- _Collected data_
····················

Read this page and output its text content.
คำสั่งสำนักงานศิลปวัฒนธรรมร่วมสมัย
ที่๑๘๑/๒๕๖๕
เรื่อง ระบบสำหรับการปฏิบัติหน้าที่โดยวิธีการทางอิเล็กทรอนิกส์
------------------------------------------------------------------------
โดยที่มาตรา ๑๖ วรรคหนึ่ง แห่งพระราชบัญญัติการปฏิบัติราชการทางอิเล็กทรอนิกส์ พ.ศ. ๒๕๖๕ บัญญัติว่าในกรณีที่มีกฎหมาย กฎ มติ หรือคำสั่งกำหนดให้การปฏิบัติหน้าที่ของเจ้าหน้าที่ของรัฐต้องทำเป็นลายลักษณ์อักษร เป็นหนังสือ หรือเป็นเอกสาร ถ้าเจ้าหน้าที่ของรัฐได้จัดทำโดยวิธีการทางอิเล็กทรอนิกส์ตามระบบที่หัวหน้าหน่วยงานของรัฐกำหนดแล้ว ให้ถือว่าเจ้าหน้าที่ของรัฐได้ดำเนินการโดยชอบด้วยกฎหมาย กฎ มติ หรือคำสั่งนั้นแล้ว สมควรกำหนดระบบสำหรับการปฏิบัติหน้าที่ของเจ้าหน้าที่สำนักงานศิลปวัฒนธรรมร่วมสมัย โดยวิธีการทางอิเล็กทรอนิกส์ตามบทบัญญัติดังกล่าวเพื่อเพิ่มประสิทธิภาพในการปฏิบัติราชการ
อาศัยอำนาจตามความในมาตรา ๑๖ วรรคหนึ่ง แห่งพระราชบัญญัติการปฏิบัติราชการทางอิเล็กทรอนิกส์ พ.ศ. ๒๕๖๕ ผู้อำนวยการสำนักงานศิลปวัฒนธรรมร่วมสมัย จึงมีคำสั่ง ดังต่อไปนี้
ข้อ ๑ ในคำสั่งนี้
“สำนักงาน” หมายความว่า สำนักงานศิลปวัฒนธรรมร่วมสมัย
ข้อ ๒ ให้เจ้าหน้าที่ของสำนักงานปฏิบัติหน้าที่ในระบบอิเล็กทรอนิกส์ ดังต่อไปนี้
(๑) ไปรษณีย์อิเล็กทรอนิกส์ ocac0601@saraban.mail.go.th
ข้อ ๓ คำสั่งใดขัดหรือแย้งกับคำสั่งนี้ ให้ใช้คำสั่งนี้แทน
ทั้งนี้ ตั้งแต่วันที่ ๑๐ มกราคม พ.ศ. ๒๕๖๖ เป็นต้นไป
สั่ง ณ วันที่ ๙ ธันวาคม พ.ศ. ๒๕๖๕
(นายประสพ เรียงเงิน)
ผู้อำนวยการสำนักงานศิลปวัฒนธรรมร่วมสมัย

····················

Find every line in the records above that holds the word "บการปฏ", and copy each one.

- _Correct response_
เรื่อง ระบบสำหรับการปฏิบัติหน้าที่โดยวิธีการทางอิเล็กทรอนิกส์
โดยที่มาตรา ๑๖ วรรคหนึ่ง แห่งพระราชบัญญัติการปฏิบัติราชการทางอิเล็กทรอนิกส์ พ.ศ. ๒๕๖๕ บัญญัติว่าในกรณีที่มีกฎหมาย กฎ มติ หรือคำสั่งกำหนดให้การปฏิบัติหน้าที่ของเจ้าหน้าที่ของรัฐต้องทำเป็นลายลักษณ์อักษร เป็นหนังสือ หรือเป็นเอกสาร ถ้าเจ้าหน้าที่ของรัฐได้จัดทำโดยวิธีการทางอิเล็กทรอนิกส์ตามระบบที่หัวหน้าหน่วยงานของรัฐกำหนดแล้ว ให้ถือว่าเจ้าหน้าที่ของรัฐได้ดำเนินการโดยชอบด้วยกฎหมาย กฎ มติ หรือคำสั่งนั้นแล้ว สมควรกำหนดระบบสำหรับการปฏิบัติหน้าที่ของเจ้าหน้าที่สำนักงานศิลปวัฒนธรรมร่วมสมัย โดยวิธีการทางอิเล็กทรอนิกส์ตามบทบัญญัติดังกล่าวเพื่อเพิ่มประสิทธิภาพในการปฏิบัติราชการ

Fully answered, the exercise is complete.